Description of the task> Extract each line bearing the word "ylabel".

Input for this task>
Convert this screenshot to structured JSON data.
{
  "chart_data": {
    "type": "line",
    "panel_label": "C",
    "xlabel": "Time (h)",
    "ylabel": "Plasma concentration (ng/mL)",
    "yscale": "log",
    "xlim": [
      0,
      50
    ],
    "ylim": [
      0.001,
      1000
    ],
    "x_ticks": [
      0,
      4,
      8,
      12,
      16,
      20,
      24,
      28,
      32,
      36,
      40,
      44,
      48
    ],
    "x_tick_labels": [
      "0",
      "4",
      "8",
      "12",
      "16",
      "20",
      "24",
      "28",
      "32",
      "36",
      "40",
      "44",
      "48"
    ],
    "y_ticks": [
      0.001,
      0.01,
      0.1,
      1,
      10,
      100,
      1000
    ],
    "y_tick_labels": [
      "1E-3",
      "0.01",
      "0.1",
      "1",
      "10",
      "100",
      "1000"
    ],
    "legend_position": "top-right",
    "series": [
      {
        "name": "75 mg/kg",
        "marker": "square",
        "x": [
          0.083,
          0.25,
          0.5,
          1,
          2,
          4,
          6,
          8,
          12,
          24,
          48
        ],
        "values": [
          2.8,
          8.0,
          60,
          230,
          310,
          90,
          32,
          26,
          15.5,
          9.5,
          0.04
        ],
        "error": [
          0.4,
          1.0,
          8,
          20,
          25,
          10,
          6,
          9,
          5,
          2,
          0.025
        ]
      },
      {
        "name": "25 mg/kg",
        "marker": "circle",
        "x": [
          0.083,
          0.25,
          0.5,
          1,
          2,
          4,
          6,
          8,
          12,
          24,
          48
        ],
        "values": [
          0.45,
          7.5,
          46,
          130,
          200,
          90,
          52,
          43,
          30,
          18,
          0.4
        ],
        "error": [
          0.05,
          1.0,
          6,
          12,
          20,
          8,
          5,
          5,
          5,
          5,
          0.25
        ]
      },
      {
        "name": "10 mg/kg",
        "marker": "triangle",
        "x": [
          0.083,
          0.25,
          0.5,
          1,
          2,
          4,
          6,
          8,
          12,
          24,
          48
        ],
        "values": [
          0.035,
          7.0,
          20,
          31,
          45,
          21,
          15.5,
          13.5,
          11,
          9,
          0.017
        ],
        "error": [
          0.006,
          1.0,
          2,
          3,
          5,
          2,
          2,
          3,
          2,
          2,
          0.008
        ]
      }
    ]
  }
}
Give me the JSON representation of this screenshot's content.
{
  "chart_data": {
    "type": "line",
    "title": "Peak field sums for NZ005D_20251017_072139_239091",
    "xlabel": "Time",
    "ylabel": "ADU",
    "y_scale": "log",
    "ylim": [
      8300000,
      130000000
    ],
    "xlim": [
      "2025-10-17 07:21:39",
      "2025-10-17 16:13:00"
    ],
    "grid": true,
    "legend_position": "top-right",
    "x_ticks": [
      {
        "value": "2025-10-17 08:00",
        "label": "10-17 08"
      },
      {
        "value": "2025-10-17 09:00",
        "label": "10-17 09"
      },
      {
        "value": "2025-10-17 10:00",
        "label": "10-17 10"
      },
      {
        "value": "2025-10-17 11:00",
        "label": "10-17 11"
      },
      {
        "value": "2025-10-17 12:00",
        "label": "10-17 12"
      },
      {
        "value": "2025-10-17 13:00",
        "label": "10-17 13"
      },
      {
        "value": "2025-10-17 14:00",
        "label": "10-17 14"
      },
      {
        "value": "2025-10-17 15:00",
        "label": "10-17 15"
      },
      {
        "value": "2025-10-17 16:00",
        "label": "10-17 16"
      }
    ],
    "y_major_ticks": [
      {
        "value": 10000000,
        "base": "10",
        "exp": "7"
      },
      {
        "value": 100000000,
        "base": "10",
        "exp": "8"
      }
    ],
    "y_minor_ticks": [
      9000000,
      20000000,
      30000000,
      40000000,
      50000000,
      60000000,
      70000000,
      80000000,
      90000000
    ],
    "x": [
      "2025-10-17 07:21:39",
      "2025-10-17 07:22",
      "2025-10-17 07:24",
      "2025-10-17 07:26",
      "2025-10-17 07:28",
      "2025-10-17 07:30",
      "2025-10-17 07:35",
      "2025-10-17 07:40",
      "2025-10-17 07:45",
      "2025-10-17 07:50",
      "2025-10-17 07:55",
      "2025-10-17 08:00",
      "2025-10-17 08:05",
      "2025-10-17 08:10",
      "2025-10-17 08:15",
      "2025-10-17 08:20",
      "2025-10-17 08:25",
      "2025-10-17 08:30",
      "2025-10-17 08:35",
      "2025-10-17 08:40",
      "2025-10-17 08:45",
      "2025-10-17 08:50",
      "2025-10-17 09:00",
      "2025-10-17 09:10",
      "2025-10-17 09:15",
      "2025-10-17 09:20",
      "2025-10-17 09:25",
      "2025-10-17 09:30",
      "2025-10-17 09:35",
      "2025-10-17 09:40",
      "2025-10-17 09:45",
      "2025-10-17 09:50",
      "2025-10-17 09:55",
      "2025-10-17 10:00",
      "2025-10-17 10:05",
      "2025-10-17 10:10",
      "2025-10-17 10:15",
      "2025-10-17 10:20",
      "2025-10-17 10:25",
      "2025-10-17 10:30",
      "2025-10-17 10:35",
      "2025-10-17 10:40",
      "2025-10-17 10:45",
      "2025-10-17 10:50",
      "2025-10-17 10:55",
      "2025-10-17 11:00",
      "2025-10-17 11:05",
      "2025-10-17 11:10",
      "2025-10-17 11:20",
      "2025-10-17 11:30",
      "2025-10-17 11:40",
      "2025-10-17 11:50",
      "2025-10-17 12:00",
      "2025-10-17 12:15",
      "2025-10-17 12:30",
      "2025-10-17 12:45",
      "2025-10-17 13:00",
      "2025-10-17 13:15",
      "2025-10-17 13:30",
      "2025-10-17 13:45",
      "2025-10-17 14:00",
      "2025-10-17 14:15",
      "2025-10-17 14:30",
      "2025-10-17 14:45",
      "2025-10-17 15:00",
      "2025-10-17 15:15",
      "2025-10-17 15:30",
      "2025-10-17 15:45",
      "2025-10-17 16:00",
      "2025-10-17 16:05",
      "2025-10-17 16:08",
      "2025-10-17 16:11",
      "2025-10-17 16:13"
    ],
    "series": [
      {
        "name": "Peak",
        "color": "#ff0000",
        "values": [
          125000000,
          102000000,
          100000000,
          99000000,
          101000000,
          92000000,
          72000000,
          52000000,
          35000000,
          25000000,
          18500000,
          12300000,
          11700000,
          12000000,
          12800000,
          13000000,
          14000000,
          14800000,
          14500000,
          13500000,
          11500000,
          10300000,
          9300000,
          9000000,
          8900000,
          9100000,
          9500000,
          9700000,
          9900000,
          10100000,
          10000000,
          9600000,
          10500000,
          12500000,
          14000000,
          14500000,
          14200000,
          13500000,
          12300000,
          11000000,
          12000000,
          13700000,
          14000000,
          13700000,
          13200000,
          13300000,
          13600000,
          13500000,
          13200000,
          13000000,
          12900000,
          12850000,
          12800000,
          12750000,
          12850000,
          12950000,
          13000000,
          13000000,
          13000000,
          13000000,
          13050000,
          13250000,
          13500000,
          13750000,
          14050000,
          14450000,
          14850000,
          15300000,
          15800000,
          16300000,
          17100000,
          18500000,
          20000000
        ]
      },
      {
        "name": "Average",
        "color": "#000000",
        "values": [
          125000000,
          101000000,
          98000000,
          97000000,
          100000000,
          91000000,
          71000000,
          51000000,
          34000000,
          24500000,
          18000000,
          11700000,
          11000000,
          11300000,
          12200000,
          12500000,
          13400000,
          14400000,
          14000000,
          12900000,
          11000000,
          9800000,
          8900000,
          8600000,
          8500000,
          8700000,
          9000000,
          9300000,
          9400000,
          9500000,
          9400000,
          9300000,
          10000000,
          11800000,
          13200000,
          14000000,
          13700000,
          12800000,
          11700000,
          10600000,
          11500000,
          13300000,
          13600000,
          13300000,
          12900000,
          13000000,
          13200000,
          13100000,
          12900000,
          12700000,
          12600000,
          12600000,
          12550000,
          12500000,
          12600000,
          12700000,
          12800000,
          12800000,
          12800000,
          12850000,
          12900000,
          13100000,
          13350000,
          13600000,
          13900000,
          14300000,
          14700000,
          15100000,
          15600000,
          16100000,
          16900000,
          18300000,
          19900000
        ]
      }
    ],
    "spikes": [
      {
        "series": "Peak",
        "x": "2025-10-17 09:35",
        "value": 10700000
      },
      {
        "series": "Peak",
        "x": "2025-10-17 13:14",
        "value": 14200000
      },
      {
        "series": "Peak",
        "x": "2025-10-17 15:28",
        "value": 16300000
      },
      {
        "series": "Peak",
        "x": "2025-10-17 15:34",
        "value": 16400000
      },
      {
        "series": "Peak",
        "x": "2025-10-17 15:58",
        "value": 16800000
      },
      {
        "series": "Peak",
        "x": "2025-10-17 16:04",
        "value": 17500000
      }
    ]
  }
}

Result>
    "ylabel": "Plasma concentration (ng/mL)",
    "ylabel": "ADU",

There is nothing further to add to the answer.